→ What needs to be done:
Transcribe everything in the data word for word. Pictures are left out.

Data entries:

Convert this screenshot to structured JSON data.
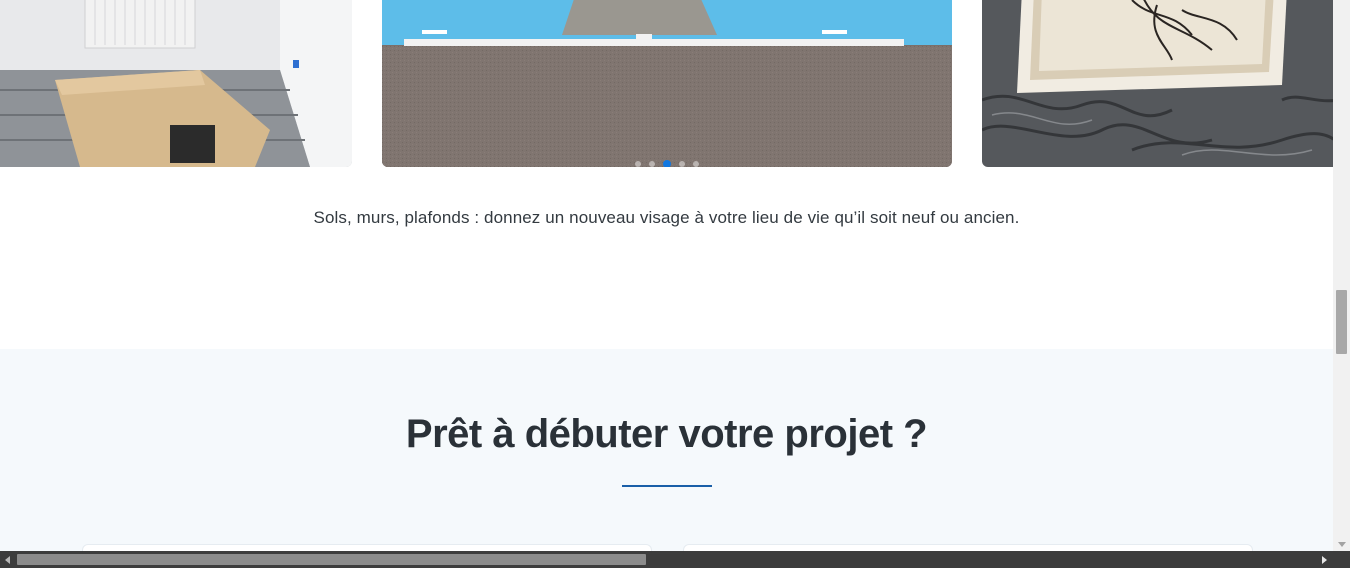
{
  "carousel": {
    "slides": [
      {
        "subject": "room with radiator and cardboard boxes on grey floor"
      },
      {
        "subject": "blue painted parking space on asphalt"
      },
      {
        "subject": "framed artwork on grey textured surface"
      }
    ],
    "active_index": 2,
    "dot_count": 5
  },
  "caption": "Sols, murs, plafonds : donnez un nouveau visage à votre lieu de vie qu’il soit neuf ou ancien.",
  "cta": {
    "title": "Prêt à débuter votre projet ?"
  },
  "colors": {
    "accent": "#1177e0",
    "rule": "#1a5fa8",
    "section_bg": "#f5f9fc",
    "text": "#2a3138"
  }
}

→ Expected output:
Convert this screenshot to structured JSON data.
{
  "carousel": {
    "slides": [
      {
        "subject": "room with radiator and cardboard boxes on grey floor"
      },
      {
        "subject": "blue painted parking space on asphalt"
      },
      {
        "subject": "framed artwork on grey textured surface"
      }
    ],
    "active_index": 2,
    "dot_count": 5
  },
  "caption": "Sols, murs, plafonds : donnez un nouveau visage à votre lieu de vie qu’il soit neuf ou ancien.",
  "cta": {
    "title": "Prêt à débuter votre projet ?"
  },
  "colors": {
    "accent": "#1177e0",
    "rule": "#1a5fa8",
    "section_bg": "#f5f9fc",
    "text": "#2a3138"
  }
}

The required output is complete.